Exercise:
Transcribe the listing in full, excluding any pictures.

##### Data to use #####

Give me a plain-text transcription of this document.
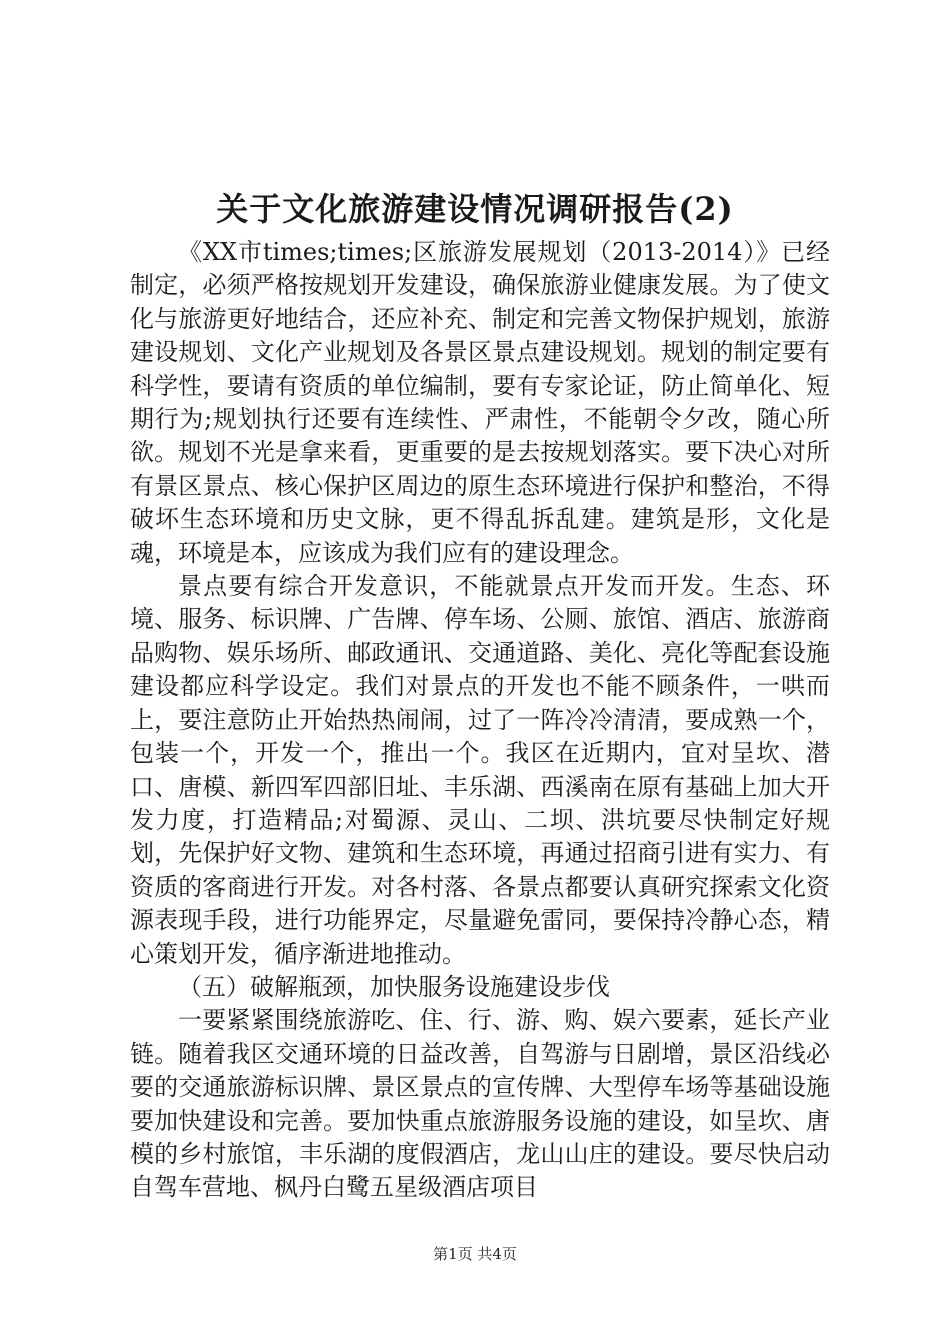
关于文化旅游建设情况调研报告(2)

《XX市times;times;区旅游发展规划（2013-2014）》已经制定，必须严格按规划开发建设，确保旅游业健康发展。为了使文化与旅游更好地结合，还应补充、制定和完善文物保护规划，旅游建设规划、文化产业规划及各景区景点建设规划。规划的制定要有科学性，要请有资质的单位编制，要有专家论证，防止简单化、短期行为;规划执行还要有连续性、严肃性，不能朝令夕改，随心所欲。规划不光是拿来看，更重要的是去按规划落实。要下决心对所有景区景点、核心保护区周边的原生态环境进行保护和整治，不得破坏生态环境和历史文脉，更不得乱拆乱建。建筑是形，文化是魂，环境是本，应该成为我们应有的建设理念。

景点要有综合开发意识，不能就景点开发而开发。生态、环境、服务、标识牌、广告牌、停车场、公厕、旅馆、酒店、旅游商品购物、娱乐场所、邮政通讯、交通道路、美化、亮化等配套设施建设都应科学设定。我们对景点的开发也不能不顾条件，一哄而上，要注意防止开始热热闹闹，过了一阵冷冷清清，要成熟一个，包装一个，开发一个，推出一个。我区在近期内，宜对呈坎、潜口、唐模、新四军四部旧址、丰乐湖、西溪南在原有基础上加大开发力度，打造精品;对蜀源、灵山、二坝、洪坑要尽快制定好规划，先保护好文物、建筑和生态环境，再通过招商引进有实力、有资质的客商进行开发。对各村落、各景点都要认真研究探索文化资源表现手段，进行功能界定，尽量避免雷同，要保持冷静心态，精心策划开发，循序渐进地推动。

（五）破解瓶颈，加快服务设施建设步伐

一要紧紧围绕旅游吃、住、行、游、购、娱六要素，延长产业链。随着我区交通环境的日益改善，自驾游与日剧增，景区沿线必要的交通旅游标识牌、景区景点的宣传牌、大型停车场等基础设施要加快建设和完善。要加快重点旅游服务设施的建设，如呈坎、唐模的乡村旅馆，丰乐湖的度假酒店，龙山山庄的建设。要尽快启动自驾车营地、枫丹白鹭五星级酒店项目

第1页 共4页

#####

Output of the exercise:
Give me a plain-text transcription of this document.
关于文化旅游建设情况调研报告(2)

《XX市times;times;区旅游发展规划（2013-2014）》已经制定，必须严格按规划开发建设，确保旅游业健康发展。为了使文化与旅游更好地结合，还应补充、制定和完善文物保护规划，旅游建设规划、文化产业规划及各景区景点建设规划。规划的制定要有科学性，要请有资质的单位编制，要有专家论证，防止简单化、短期行为;规划执行还要有连续性、严肃性，不能朝令夕改，随心所欲。规划不光是拿来看，更重要的是去按规划落实。要下决心对所有景区景点、核心保护区周边的原生态环境进行保护和整治，不得破坏生态环境和历史文脉，更不得乱拆乱建。建筑是形，文化是魂，环境是本，应该成为我们应有的建设理念。

景点要有综合开发意识，不能就景点开发而开发。生态、环境、服务、标识牌、广告牌、停车场、公厕、旅馆、酒店、旅游商品购物、娱乐场所、邮政通讯、交通道路、美化、亮化等配套设施建设都应科学设定。我们对景点的开发也不能不顾条件，一哄而上，要注意防止开始热热闹闹，过了一阵冷冷清清，要成熟一个，包装一个，开发一个，推出一个。我区在近期内，宜对呈坎、潜口、唐模、新四军四部旧址、丰乐湖、西溪南在原有基础上加大开发力度，打造精品;对蜀源、灵山、二坝、洪坑要尽快制定好规划，先保护好文物、建筑和生态环境，再通过招商引进有实力、有资质的客商进行开发。对各村落、各景点都要认真研究探索文化资源表现手段，进行功能界定，尽量避免雷同，要保持冷静心态，精心策划开发，循序渐进地推动。

（五）破解瓶颈，加快服务设施建设步伐

一要紧紧围绕旅游吃、住、行、游、购、娱六要素，延长产业链。随着我区交通环境的日益改善，自驾游与日剧增，景区沿线必要的交通旅游标识牌、景区景点的宣传牌、大型停车场等基础设施要加快建设和完善。要加快重点旅游服务设施的建设，如呈坎、唐模的乡村旅馆，丰乐湖的度假酒店，龙山山庄的建设。要尽快启动自驾车营地、枫丹白鹭五星级酒店项目

第1页 共4页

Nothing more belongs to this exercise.